**Source extract**:
-- Start --
Marseille, France

Marseille is France’s second city, but according to les Marseillais, Marseille is a place unto itself.

Coming from the shiny Côte d’Azur, a place that infuses the best of all that is French and Mediterranean, Marseille is a different world. It has its own culture, its own rhythm, its own look and feel. Sure, while there are some inescapable French trappings (rosé), Marseille is a distinct place along the Mediterranean coast.

Keith and I picked up our rental car in Nice and drove past notable places like Cannes, Saint-Tropez, Grasse, en route to Marseille. We stopped quickly at the Marseille airport to pick up Abby and Szymon, who arrived from Belgium and were joining us for most of the rest of our time in France. It’s so much fun to rendez-vous with people you know while you’re traveling. It was also so much fun to be able to exclaim «Bienvenue en France !» like you’ve been welcoming people to the country for your whole life.

Once in Marseille, we immediately set out to visit a few neighborhoods, notably Panier and Cours Julien, as well as to see the old port in the center of the city. Marseille has a reputation for being rough around the edges, gritty, a wasteland and a waste of time—a straight up dangerous place to visit. Coming from Chicago, living there the majority of the time, I get it: crime happens. But just as I’d never tell people to not visit Chicago because of the crime, I’d never not visit Marseille because of the crime. Be a smart traveler, and enjoy everything these intensely cultural cities have to offer. Marseille is vibrant, pulsing, intoxicating. Music and smoke fill areas like Cours Julien and you can’t help but gravitate towards it.
-- End --
**Extracted entries**:
-- Start --
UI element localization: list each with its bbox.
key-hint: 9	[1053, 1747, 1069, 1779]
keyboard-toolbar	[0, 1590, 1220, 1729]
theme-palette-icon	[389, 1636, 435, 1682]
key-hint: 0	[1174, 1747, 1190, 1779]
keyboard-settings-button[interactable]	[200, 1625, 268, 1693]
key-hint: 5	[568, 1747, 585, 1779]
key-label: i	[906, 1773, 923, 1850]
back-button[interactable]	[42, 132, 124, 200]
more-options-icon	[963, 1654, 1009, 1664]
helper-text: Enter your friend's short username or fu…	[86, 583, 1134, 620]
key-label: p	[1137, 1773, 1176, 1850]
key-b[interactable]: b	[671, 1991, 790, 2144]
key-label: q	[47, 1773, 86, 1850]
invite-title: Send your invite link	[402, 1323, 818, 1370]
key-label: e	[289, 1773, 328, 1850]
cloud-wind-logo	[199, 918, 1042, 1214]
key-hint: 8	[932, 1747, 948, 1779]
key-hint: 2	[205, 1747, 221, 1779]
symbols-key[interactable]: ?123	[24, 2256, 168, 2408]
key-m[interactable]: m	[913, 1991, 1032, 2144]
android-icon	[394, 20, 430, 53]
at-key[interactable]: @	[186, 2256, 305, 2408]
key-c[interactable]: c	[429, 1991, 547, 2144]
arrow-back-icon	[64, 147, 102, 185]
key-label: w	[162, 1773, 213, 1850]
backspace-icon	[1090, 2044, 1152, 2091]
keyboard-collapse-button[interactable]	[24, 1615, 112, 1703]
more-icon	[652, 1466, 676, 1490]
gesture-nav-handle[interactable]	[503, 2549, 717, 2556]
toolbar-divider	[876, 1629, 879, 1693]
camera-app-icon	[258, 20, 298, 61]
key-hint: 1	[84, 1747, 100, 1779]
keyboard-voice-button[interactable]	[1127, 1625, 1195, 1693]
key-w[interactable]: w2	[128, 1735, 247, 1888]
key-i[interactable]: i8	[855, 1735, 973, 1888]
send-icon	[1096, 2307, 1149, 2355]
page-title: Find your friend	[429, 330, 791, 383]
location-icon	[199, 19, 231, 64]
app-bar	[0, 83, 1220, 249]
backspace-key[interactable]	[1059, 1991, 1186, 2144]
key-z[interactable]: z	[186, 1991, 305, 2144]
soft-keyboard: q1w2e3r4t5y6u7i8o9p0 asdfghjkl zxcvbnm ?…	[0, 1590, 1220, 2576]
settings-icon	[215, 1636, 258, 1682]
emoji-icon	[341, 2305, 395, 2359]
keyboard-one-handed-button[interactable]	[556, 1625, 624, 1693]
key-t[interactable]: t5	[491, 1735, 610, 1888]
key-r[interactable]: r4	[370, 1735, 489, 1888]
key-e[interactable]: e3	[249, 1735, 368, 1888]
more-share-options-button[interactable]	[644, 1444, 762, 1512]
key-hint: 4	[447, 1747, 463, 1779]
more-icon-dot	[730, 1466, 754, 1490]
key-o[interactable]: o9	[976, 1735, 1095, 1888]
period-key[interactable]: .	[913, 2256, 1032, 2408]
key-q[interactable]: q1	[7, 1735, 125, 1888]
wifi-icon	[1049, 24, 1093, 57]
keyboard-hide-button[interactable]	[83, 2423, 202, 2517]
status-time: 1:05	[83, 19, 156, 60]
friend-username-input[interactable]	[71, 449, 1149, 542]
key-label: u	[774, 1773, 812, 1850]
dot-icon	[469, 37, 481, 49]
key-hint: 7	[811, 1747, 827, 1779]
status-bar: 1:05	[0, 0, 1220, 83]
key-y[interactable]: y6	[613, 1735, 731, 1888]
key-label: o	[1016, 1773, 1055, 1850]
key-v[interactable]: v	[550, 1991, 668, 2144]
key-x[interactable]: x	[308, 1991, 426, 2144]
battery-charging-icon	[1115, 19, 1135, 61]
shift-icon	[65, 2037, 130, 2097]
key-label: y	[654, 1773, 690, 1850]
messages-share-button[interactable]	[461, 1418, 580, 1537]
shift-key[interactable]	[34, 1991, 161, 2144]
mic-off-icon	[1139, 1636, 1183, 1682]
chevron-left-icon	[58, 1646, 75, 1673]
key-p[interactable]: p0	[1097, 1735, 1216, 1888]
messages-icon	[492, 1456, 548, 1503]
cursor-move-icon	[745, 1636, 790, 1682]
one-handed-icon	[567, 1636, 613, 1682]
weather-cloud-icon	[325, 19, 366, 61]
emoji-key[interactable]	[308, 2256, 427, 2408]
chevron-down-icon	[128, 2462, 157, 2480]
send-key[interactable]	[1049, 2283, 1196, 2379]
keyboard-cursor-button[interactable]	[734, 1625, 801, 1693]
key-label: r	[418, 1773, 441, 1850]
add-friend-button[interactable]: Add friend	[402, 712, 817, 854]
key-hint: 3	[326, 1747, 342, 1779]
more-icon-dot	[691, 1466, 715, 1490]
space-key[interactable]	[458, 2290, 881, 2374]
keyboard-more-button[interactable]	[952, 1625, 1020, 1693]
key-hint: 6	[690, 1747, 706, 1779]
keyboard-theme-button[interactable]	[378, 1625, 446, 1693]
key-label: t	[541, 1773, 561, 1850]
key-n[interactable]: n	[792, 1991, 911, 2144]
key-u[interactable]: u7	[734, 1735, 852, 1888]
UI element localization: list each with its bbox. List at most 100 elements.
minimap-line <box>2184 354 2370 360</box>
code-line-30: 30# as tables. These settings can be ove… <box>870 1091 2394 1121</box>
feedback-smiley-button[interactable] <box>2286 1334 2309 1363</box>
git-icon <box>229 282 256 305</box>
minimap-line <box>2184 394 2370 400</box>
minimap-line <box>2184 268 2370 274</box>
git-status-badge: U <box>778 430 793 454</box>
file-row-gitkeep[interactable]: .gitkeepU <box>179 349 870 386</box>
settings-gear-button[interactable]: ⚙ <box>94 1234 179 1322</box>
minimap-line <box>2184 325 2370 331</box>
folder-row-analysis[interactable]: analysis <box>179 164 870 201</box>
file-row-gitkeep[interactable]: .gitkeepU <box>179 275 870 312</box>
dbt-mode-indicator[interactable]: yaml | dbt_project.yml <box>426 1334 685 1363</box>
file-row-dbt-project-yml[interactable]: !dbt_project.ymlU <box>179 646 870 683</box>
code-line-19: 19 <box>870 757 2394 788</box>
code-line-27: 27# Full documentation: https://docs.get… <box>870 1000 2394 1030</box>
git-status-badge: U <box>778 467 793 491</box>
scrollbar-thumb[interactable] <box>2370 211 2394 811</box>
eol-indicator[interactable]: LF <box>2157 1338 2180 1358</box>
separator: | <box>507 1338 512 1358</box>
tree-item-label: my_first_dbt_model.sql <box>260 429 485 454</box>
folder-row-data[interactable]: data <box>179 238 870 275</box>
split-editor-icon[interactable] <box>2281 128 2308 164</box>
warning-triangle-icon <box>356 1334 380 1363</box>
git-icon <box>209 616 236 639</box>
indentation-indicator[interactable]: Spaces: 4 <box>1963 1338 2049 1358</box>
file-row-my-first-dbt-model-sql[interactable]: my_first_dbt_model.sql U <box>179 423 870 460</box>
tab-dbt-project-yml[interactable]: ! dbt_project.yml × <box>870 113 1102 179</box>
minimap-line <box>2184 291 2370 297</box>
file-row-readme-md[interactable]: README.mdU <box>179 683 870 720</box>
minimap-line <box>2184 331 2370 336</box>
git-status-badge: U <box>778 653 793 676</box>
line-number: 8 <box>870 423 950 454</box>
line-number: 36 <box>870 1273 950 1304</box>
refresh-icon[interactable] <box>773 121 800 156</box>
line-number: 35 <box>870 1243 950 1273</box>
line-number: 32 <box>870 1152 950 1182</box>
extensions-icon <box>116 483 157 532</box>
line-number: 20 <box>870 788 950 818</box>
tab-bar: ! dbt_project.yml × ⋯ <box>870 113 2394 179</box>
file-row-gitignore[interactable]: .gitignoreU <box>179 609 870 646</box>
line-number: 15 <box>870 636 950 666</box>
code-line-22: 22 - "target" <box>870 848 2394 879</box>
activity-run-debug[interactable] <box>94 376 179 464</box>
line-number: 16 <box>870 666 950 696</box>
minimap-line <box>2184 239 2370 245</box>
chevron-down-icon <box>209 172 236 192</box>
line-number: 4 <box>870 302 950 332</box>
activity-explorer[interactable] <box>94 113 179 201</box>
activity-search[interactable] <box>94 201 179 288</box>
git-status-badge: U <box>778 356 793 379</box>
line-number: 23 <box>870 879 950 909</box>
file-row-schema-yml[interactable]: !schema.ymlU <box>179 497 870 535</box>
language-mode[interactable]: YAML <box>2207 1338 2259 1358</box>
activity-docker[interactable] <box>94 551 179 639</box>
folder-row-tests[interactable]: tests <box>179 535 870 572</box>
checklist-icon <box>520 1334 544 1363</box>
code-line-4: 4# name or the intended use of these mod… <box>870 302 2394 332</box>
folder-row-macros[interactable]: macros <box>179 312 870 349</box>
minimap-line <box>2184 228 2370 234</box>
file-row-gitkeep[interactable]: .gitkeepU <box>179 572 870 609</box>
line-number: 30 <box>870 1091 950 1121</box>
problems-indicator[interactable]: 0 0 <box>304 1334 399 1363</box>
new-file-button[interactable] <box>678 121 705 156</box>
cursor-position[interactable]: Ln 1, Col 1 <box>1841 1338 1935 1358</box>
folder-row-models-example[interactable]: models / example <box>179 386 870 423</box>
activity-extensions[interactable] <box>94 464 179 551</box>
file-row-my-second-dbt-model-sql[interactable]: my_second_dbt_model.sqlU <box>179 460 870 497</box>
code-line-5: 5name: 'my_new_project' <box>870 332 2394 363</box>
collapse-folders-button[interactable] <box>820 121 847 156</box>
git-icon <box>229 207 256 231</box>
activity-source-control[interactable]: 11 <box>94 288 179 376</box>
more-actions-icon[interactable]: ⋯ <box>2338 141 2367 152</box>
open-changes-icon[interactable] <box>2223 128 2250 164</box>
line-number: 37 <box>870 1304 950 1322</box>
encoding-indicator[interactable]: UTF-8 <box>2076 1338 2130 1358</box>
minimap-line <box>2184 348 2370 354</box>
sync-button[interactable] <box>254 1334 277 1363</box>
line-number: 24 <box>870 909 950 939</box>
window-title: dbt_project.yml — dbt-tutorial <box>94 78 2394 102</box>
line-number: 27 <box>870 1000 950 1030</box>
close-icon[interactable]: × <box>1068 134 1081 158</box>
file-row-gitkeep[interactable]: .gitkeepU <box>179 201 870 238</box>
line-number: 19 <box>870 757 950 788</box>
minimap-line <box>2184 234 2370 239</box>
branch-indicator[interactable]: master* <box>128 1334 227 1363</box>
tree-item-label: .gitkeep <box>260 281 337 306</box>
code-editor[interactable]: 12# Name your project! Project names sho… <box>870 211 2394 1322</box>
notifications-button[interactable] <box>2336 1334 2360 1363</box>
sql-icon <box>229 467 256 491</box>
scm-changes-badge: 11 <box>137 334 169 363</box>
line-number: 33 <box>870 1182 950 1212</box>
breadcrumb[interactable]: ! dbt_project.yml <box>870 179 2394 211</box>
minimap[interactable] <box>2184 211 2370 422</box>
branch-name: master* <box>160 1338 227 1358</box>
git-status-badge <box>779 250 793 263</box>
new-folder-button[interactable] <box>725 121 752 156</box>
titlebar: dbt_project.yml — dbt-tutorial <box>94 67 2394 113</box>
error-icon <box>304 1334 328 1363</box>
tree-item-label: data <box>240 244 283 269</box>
-- End --
**Task brief**:
Answer these questions from the Marseille travel text:
1. In which city did Keith and the writer pick up their rental car?
2. From which country did Abby and Szymon arrive?
3. Which two neighborhoods does the text name as places visited once in Marseille?

**Full solution**:
1. Nice
2. Belgium
3. Panier and Cours Julien